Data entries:
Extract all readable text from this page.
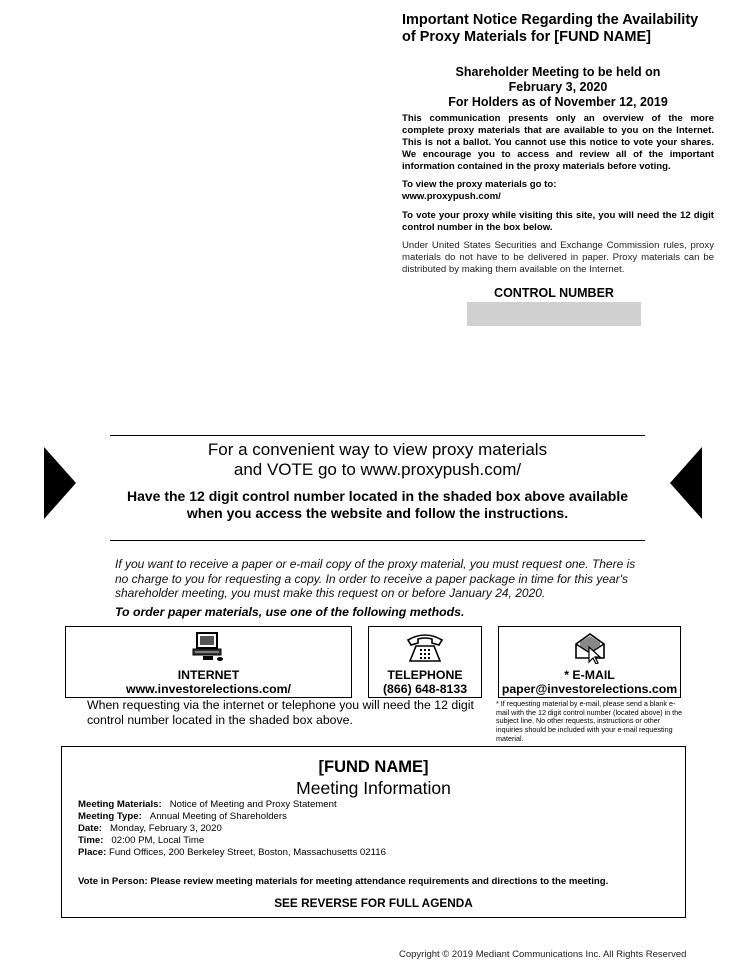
Important Notice Regarding the Availability
of Proxy Materials for [FUND NAME]
Shareholder Meeting to be held on
February 3, 2020
For Holders as of November 12, 2019
This communication presents only an overview of the more complete proxy materials that are available to you on the Internet. This is not a ballot. You cannot use this notice to vote your shares. We encourage you to access and review all of the important information contained in the proxy materials before voting.
To view the proxy materials go to:
www.proxypush.com/
To vote your proxy while visiting this site, you will need the 12 digit control number in the box below.
Under United States Securities and Exchange Commission rules, proxy materials do not have to be delivered in paper. Proxy materials can be distributed by making them available on the Internet.
CONTROL NUMBER
For a convenient way to view proxy materials
and VOTE go to www.proxypush.com/
Have the 12 digit control number located in the shaded box above available
when you access the website and follow the instructions.
If you want to receive a paper or e-mail copy of the proxy material, you must request one. There is
no charge to you for requesting a copy. In order to receive a paper package in time for this year's
shareholder meeting, you must make this request on or before January 24, 2020.
To order paper materials, use one of the following methods.
INTERNET
www.investorelections.com/
TELEPHONE
(866) 648-8133
* E-MAIL
paper@investorelections.com
When requesting via the internet or telephone you will need the 12 digit
control number located in the shaded box above.
* If requesting material by e-mail, please send a blank e-mail with the 12 digit control number (located above) in the subject line. No other requests, instructions or other inquiries should be included with your e-mail requesting material.
[FUND NAME]
Meeting Information
Meeting Materials: Notice of Meeting and Proxy Statement
Meeting Type: Annual Meeting of Shareholders
Date: Monday, February 3, 2020
Time: 02:00 PM, Local Time
Place: Fund Offices, 200 Berkeley Street, Boston, Massachusetts 02116
Vote in Person: Please review meeting materials for meeting attendance requirements and directions to the meeting.
SEE REVERSE FOR FULL AGENDA
Copyright © 2019 Mediant Communications Inc. All Rights Reserved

*WHAT THE TASK ASKS:* Repeat the data exactly, dropping every picture it holds.

*SOLUTION TO THE PROBLEM:*
Extract all readable text from this page.
Important Notice Regarding the Availability
of Proxy Materials for [FUND NAME]
Shareholder Meeting to be held on
February 3, 2020
For Holders as of November 12, 2019
This communication presents only an overview of the more complete proxy materials that are available to you on the Internet. This is not a ballot. You cannot use this notice to vote your shares. We encourage you to access and review all of the important information contained in the proxy materials before voting.
To view the proxy materials go to:
www.proxypush.com/
To vote your proxy while visiting this site, you will need the 12 digit control number in the box below.
Under United States Securities and Exchange Commission rules, proxy materials do not have to be delivered in paper. Proxy materials can be distributed by making them available on the Internet.
CONTROL NUMBER
For a convenient way to view proxy materials
and VOTE go to www.proxypush.com/
Have the 12 digit control number located in the shaded box above available
when you access the website and follow the instructions.
If you want to receive a paper or e-mail copy of the proxy material, you must request one. There is
no charge to you for requesting a copy. In order to receive a paper package in time for this year's
shareholder meeting, you must make this request on or before January 24, 2020.
To order paper materials, use one of the following methods.
INTERNET
www.investorelections.com/
TELEPHONE
(866) 648-8133
* E-MAIL
paper@investorelections.com
When requesting via the internet or telephone you will need the 12 digit
control number located in the shaded box above.
* If requesting material by e-mail, please send a blank e-mail with the 12 digit control number (located above) in the subject line. No other requests, instructions or other inquiries should be included with your e-mail requesting material.
[FUND NAME]
Meeting Information
Meeting Materials: Notice of Meeting and Proxy Statement
Meeting Type: Annual Meeting of Shareholders
Date: Monday, February 3, 2020
Time: 02:00 PM, Local Time
Place: Fund Offices, 200 Berkeley Street, Boston, Massachusetts 02116
Vote in Person: Please review meeting materials for meeting attendance requirements and directions to the meeting.
SEE REVERSE FOR FULL AGENDA
Copyright © 2019 Mediant Communications Inc. All Rights Reserved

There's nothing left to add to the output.